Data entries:
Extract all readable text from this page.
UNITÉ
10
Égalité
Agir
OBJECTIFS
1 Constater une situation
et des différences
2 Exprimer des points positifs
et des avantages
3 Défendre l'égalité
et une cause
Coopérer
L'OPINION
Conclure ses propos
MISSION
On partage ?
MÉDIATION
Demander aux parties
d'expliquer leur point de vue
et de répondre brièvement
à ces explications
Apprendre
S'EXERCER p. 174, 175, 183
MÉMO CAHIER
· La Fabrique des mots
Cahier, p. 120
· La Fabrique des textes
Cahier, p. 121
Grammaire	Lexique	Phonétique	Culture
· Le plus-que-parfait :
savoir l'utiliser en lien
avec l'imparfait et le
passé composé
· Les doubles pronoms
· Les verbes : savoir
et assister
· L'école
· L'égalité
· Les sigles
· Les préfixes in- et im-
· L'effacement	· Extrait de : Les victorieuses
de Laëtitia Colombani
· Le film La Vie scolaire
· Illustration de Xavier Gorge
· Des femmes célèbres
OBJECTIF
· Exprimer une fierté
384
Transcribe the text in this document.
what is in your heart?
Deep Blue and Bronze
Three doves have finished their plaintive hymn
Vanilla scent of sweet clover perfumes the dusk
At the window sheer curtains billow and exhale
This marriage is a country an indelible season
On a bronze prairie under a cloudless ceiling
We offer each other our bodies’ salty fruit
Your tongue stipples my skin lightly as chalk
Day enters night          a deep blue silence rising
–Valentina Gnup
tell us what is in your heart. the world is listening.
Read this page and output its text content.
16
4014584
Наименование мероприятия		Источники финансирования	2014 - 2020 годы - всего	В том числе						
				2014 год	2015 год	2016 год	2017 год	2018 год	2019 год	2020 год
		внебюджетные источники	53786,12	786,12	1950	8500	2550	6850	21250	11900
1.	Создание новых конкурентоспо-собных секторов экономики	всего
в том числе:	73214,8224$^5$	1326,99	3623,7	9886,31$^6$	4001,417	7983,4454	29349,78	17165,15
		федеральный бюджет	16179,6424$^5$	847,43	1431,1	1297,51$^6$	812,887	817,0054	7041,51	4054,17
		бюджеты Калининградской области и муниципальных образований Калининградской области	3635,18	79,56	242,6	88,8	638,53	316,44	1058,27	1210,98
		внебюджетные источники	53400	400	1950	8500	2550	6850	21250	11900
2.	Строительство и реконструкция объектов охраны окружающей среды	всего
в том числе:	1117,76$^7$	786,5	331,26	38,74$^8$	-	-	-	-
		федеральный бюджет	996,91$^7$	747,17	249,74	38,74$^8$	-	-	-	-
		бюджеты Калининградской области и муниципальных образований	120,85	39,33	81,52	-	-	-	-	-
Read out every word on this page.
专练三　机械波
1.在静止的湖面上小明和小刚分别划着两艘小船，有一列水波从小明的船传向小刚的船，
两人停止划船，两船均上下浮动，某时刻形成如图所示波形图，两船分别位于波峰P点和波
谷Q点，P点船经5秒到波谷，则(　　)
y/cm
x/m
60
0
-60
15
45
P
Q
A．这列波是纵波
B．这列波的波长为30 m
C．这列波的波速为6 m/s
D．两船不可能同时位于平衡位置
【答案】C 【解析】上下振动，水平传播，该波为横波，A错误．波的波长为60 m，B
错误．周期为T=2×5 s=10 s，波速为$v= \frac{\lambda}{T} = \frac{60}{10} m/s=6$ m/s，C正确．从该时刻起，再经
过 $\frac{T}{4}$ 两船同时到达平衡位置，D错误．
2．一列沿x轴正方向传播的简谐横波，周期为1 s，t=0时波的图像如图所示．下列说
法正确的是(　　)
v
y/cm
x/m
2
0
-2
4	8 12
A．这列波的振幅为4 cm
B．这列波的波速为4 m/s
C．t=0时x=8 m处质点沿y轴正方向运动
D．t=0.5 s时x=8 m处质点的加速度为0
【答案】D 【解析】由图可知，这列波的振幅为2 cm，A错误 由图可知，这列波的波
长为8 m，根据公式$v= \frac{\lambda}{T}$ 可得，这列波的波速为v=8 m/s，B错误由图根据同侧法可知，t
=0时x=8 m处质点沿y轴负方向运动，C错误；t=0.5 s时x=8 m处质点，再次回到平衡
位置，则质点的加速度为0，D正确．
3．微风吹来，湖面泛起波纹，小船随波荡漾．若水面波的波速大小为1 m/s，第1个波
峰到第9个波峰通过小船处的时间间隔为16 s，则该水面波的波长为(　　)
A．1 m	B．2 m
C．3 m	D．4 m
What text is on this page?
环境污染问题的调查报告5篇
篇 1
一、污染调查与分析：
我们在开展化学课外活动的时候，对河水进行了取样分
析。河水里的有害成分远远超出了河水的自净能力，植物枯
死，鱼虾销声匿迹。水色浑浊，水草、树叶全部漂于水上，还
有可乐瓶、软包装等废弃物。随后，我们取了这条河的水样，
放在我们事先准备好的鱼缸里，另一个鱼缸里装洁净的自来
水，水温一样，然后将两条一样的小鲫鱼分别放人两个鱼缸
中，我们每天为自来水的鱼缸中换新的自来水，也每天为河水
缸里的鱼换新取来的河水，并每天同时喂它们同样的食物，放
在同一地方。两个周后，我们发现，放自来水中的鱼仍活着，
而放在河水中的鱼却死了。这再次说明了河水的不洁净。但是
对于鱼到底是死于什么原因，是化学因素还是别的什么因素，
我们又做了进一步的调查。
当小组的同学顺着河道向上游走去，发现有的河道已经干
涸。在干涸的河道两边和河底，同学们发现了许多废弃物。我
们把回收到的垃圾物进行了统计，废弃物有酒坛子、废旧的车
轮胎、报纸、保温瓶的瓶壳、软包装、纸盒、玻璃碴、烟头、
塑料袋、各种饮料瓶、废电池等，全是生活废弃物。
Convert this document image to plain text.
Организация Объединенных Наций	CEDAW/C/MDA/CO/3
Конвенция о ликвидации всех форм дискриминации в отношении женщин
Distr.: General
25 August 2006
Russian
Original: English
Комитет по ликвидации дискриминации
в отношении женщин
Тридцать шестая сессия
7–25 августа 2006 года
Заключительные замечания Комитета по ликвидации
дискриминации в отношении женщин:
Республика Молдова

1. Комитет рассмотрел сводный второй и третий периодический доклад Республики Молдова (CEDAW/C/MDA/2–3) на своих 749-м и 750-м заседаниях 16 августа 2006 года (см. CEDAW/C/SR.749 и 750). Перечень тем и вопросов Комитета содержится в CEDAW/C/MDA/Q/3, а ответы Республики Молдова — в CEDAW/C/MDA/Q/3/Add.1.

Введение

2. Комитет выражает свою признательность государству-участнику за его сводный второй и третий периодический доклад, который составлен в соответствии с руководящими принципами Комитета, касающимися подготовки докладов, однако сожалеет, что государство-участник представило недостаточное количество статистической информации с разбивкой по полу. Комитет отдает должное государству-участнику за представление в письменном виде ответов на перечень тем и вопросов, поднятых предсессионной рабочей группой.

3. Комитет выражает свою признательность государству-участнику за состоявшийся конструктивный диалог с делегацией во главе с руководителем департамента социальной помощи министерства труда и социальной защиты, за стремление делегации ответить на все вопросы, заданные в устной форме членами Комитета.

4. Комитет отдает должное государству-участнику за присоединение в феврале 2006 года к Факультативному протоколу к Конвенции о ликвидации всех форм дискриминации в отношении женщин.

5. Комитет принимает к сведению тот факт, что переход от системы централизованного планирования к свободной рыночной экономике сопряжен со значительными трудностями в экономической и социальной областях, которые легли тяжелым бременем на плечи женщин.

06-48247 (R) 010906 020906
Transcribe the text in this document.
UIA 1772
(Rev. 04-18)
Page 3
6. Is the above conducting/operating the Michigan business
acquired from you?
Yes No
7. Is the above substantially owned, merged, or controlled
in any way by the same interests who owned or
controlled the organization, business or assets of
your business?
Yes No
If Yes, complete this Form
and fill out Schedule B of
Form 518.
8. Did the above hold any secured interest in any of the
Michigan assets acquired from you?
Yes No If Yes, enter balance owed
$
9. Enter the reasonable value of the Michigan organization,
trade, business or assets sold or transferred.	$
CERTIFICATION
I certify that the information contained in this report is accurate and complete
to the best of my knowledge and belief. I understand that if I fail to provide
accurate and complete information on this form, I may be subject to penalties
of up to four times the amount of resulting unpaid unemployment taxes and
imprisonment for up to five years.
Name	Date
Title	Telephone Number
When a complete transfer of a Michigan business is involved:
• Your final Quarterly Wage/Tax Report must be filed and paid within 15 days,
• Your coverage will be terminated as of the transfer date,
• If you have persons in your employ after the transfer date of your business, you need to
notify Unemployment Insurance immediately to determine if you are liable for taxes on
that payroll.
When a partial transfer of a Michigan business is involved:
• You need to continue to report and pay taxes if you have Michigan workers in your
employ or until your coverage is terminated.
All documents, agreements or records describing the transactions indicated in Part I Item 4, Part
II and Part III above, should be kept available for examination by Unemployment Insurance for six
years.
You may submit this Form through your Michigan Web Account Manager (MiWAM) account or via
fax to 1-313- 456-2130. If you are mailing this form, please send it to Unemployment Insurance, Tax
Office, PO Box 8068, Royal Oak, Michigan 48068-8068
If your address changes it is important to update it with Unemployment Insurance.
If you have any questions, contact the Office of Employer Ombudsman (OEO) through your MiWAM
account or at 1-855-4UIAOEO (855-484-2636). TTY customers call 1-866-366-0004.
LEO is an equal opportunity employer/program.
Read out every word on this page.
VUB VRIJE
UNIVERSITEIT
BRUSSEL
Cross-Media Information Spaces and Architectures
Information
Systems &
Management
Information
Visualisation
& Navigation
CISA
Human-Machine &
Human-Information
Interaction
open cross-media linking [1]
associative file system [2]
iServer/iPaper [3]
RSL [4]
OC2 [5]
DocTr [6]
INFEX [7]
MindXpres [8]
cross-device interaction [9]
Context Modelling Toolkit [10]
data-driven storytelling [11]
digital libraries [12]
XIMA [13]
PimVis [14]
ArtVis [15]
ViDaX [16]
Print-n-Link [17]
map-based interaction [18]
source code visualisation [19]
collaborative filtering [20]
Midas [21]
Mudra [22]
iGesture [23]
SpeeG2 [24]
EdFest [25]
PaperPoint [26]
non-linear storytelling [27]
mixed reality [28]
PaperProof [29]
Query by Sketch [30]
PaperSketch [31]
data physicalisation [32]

* Task *
Which lines of the data include "третий"? Copy each of them.

* Solution to the problem *
1. Комитет рассмотрел сводный второй и третий периодический доклад Республики Молдова (CEDAW/C/MDA/2–3) на своих 749-м и 750-м заседаниях 16 августа 2006 года (см. CEDAW/C/SR.749 и 750). Перечень тем и вопросов Комитета содержится в CEDAW/C/MDA/Q/3, а ответы Республики Молдова — в CEDAW/C/MDA/Q/3/Add.1.
2. Комитет выражает свою признательность государству-участнику за его сводный второй и третий периодический доклад, который составлен в соответствии с руководящими принципами Комитета, касающимися подготовки докладов, однако сожалеет, что государство-участник представило недостаточное количество статистической информации с разбивкой по полу. Комитет отдает должное государству-участнику за представление в письменном виде ответов на перечень тем и вопросов, поднятых предсессионной рабочей группой.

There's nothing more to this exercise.